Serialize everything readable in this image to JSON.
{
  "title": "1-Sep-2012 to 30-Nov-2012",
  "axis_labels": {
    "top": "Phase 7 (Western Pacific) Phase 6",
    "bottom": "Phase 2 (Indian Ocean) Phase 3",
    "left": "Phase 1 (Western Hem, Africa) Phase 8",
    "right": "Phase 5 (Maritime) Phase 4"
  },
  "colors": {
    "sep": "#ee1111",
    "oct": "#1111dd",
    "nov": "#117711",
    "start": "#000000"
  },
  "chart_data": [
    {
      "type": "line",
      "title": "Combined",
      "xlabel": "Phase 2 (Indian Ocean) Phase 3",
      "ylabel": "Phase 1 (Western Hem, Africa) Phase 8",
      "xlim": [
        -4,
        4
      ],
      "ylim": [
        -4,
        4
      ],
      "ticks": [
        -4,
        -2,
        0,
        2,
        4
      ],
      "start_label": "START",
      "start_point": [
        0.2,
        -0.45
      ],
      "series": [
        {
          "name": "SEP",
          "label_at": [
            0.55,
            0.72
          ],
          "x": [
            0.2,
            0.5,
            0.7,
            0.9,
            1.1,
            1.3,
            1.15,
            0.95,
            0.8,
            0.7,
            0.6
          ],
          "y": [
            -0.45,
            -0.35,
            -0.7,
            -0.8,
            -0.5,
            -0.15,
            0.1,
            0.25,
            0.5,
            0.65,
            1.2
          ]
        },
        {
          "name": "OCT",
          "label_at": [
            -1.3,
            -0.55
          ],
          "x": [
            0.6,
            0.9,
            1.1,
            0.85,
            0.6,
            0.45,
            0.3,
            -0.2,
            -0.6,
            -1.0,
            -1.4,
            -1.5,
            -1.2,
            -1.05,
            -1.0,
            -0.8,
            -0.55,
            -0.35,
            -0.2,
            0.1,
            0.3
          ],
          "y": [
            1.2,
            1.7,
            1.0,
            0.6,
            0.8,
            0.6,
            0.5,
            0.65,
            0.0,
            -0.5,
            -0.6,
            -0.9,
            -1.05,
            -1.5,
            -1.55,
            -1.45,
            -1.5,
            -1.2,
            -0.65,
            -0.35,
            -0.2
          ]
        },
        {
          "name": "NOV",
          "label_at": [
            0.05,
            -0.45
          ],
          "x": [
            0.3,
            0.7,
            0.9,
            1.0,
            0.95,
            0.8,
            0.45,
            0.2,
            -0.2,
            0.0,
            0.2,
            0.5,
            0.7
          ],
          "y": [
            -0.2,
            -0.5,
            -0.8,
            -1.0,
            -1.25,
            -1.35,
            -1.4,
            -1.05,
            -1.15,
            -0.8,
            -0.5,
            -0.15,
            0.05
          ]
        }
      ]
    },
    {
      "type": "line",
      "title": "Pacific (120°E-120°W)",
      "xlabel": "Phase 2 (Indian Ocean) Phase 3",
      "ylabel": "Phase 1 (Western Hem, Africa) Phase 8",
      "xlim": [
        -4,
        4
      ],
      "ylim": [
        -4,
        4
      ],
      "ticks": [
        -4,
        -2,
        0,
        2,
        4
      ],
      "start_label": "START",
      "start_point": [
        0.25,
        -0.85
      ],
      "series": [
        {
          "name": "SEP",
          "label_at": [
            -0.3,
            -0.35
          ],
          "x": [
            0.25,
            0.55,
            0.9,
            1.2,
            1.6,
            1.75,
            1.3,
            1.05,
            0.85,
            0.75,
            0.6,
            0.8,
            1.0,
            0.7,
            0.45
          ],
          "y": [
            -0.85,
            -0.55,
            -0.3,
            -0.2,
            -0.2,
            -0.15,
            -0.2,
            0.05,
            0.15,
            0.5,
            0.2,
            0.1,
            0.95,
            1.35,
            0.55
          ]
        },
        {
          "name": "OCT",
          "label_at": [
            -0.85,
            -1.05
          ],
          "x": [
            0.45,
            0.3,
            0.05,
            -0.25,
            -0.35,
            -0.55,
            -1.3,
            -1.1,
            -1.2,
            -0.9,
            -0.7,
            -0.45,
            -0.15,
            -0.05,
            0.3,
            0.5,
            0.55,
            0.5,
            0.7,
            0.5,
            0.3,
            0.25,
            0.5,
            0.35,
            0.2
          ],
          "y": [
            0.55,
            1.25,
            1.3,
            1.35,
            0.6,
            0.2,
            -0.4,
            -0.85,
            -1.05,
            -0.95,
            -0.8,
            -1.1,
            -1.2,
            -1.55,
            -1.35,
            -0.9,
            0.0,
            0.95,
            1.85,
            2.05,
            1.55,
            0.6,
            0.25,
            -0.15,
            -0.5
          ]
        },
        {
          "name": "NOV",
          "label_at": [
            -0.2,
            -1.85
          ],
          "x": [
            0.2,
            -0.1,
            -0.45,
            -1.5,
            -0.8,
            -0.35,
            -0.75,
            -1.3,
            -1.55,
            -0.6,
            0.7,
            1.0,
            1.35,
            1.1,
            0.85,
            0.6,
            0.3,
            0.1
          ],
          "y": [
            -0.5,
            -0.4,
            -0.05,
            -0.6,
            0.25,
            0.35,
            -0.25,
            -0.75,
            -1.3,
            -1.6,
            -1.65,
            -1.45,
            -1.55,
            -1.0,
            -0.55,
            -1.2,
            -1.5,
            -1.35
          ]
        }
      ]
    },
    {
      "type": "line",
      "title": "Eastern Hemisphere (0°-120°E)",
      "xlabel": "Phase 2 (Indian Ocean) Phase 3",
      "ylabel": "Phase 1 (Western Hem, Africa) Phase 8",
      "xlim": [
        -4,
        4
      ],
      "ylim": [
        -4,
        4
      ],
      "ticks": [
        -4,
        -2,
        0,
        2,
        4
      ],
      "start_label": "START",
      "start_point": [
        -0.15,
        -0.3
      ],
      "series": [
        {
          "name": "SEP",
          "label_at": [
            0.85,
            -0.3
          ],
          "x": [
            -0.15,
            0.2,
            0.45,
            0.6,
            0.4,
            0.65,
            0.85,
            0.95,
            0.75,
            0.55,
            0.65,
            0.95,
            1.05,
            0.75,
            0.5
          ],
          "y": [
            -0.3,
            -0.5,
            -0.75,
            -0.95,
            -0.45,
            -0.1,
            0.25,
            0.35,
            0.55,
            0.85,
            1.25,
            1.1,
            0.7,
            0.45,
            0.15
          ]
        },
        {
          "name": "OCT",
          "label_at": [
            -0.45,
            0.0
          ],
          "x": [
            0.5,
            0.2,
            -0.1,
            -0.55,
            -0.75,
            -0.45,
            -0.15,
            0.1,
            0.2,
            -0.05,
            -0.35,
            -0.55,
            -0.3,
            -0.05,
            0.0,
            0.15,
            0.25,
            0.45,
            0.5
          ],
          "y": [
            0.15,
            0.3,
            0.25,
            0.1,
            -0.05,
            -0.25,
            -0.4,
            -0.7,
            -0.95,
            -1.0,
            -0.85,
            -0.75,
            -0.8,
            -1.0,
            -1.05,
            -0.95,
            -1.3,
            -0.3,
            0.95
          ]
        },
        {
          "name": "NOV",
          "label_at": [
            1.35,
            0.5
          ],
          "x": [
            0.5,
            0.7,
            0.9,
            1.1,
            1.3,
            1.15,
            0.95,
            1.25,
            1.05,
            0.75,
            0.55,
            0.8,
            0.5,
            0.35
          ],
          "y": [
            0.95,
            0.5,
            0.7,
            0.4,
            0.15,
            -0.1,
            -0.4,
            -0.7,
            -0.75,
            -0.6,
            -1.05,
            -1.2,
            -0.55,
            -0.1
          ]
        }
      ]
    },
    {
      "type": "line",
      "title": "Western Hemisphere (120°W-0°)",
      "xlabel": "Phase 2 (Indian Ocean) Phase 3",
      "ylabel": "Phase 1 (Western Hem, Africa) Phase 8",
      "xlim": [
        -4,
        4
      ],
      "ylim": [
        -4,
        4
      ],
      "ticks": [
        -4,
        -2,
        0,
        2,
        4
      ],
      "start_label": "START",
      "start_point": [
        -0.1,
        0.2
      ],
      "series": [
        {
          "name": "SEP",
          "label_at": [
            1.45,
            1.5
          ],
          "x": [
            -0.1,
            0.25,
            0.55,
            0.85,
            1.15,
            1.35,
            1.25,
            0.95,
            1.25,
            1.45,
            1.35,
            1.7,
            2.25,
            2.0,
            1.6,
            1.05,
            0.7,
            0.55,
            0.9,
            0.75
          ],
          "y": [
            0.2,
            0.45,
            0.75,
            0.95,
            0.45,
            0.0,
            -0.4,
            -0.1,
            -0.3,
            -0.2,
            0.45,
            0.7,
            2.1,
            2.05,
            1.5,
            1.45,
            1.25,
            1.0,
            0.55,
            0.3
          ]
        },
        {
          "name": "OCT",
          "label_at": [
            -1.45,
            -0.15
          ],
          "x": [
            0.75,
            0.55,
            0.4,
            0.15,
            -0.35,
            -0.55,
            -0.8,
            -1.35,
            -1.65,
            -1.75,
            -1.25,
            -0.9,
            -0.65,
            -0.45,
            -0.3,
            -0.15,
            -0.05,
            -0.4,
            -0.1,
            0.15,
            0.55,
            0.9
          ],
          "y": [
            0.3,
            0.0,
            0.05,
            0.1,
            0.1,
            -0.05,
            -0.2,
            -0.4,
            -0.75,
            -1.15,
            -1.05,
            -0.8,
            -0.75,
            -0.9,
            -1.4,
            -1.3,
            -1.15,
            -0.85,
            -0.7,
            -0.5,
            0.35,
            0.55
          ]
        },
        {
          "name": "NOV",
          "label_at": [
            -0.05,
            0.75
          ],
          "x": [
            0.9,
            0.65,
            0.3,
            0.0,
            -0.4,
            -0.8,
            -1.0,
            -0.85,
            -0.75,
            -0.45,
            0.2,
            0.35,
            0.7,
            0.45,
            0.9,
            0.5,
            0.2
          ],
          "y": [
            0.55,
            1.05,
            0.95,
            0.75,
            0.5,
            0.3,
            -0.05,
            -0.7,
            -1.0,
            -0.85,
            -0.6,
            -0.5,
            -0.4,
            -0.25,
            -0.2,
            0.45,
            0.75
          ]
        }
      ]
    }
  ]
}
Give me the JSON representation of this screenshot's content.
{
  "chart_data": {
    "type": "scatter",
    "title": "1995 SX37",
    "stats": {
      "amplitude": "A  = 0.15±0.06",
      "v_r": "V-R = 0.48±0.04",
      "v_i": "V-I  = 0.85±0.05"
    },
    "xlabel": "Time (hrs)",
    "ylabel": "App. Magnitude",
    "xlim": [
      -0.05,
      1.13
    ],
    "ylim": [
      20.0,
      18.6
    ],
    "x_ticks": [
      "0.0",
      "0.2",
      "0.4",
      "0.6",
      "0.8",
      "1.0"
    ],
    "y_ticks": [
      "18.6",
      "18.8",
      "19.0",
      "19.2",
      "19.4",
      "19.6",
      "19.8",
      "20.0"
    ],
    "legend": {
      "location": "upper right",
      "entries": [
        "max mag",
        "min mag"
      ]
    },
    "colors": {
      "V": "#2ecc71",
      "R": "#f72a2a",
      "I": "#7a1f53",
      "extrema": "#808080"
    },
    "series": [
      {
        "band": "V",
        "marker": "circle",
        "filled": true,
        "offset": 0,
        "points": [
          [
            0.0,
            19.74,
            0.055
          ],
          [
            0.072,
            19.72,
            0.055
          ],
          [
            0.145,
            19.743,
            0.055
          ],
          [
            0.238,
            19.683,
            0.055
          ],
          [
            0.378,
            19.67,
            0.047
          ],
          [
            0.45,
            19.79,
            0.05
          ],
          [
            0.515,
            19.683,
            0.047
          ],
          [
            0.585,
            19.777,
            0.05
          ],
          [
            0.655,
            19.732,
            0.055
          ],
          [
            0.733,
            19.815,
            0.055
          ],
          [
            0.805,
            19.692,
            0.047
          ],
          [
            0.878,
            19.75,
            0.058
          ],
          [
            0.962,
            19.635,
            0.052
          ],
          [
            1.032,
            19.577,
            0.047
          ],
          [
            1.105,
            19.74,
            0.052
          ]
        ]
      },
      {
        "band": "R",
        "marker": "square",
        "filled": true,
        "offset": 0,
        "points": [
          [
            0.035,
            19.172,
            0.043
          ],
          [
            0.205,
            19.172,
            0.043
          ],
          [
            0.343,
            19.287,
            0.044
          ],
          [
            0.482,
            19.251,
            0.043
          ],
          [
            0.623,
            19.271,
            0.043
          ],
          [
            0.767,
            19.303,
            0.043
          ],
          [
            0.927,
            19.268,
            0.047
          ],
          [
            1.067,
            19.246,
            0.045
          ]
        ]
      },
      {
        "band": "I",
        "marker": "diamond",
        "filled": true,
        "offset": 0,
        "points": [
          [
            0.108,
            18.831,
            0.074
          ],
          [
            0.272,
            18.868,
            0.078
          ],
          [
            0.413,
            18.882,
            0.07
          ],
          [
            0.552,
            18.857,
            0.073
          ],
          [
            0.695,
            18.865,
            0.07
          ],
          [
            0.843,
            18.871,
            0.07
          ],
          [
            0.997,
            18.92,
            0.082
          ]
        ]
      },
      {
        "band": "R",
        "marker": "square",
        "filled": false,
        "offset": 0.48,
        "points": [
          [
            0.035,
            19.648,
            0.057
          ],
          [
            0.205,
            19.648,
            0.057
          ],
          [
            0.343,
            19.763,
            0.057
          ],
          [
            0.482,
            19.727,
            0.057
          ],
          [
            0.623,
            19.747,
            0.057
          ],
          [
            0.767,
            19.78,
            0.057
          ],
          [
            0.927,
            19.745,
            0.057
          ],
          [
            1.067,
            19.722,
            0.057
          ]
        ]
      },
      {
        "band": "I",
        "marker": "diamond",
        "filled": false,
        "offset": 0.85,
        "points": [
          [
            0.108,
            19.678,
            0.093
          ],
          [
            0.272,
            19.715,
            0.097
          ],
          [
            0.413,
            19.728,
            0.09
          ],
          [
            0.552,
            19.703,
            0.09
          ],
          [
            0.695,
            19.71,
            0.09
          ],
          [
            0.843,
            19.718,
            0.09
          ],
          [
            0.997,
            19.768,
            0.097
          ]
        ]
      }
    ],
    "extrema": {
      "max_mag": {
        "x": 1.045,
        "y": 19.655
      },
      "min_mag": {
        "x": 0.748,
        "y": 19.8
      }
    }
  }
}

---------------

Where a line of the entries contains the word "Pacific", copy that line.

* Result of the exercise *
    "top": "Phase 7 (Western Pacific) Phase 6",
      "title": "Pacific (120°E-120°W)",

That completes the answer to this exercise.